Collected data entries:
**********
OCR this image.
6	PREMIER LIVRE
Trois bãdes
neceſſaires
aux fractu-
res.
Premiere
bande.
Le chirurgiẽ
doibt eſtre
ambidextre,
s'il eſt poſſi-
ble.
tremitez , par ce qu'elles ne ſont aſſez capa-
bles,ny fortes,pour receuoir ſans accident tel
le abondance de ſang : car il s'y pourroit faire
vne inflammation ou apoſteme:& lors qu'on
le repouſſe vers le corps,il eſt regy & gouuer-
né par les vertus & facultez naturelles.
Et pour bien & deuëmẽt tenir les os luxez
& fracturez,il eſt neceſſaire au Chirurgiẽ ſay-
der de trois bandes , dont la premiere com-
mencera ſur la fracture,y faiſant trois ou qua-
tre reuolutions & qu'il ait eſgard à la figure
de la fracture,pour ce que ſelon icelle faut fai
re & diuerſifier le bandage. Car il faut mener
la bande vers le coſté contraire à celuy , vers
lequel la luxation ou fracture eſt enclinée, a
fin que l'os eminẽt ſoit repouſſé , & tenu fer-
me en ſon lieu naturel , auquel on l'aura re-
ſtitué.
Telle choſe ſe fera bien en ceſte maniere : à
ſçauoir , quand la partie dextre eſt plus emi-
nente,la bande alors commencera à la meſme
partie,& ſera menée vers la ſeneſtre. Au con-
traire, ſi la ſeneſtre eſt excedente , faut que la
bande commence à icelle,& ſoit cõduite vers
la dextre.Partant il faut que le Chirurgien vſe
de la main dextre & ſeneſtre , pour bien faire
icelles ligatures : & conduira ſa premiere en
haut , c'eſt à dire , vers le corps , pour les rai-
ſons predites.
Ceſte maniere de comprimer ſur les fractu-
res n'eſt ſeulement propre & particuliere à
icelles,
**********
*Problem*
Go through the data and return every record exactly.

*The response*
OCR this image.
6	PREMIER LIVRE
Trois bãdes
neceſſaires
aux fractu-
res.
Premiere
bande.
Le chirurgiẽ
doibt eſtre
ambidextre,
s'il eſt poſſi-
ble.
tremitez , par ce qu'elles ne ſont aſſez capa-
bles,ny fortes,pour receuoir ſans accident tel
le abondance de ſang : car il s'y pourroit faire
vne inflammation ou apoſteme:& lors qu'on
le repouſſe vers le corps,il eſt regy & gouuer-
né par les vertus & facultez naturelles.
Et pour bien & deuëmẽt tenir les os luxez
& fracturez,il eſt neceſſaire au Chirurgiẽ ſay-
der de trois bandes , dont la premiere com-
mencera ſur la fracture,y faiſant trois ou qua-
tre reuolutions & qu'il ait eſgard à la figure
de la fracture,pour ce que ſelon icelle faut fai
re & diuerſifier le bandage. Car il faut mener
la bande vers le coſté contraire à celuy , vers
lequel la luxation ou fracture eſt enclinée, a
fin que l'os eminẽt ſoit repouſſé , & tenu fer-
me en ſon lieu naturel , auquel on l'aura re-
ſtitué.
Telle choſe ſe fera bien en ceſte maniere : à
ſçauoir , quand la partie dextre eſt plus emi-
nente,la bande alors commencera à la meſme
partie,& ſera menée vers la ſeneſtre. Au con-
traire, ſi la ſeneſtre eſt excedente , faut que la
bande commence à icelle,& ſoit cõduite vers
la dextre.Partant il faut que le Chirurgien vſe
de la main dextre & ſeneſtre , pour bien faire
icelles ligatures : & conduira ſa premiere en
haut , c'eſt à dire , vers le corps , pour les rai-
ſons predites.
Ceſte maniere de comprimer ſur les fractu-
res n'eſt ſeulement propre & particuliere à
icelles,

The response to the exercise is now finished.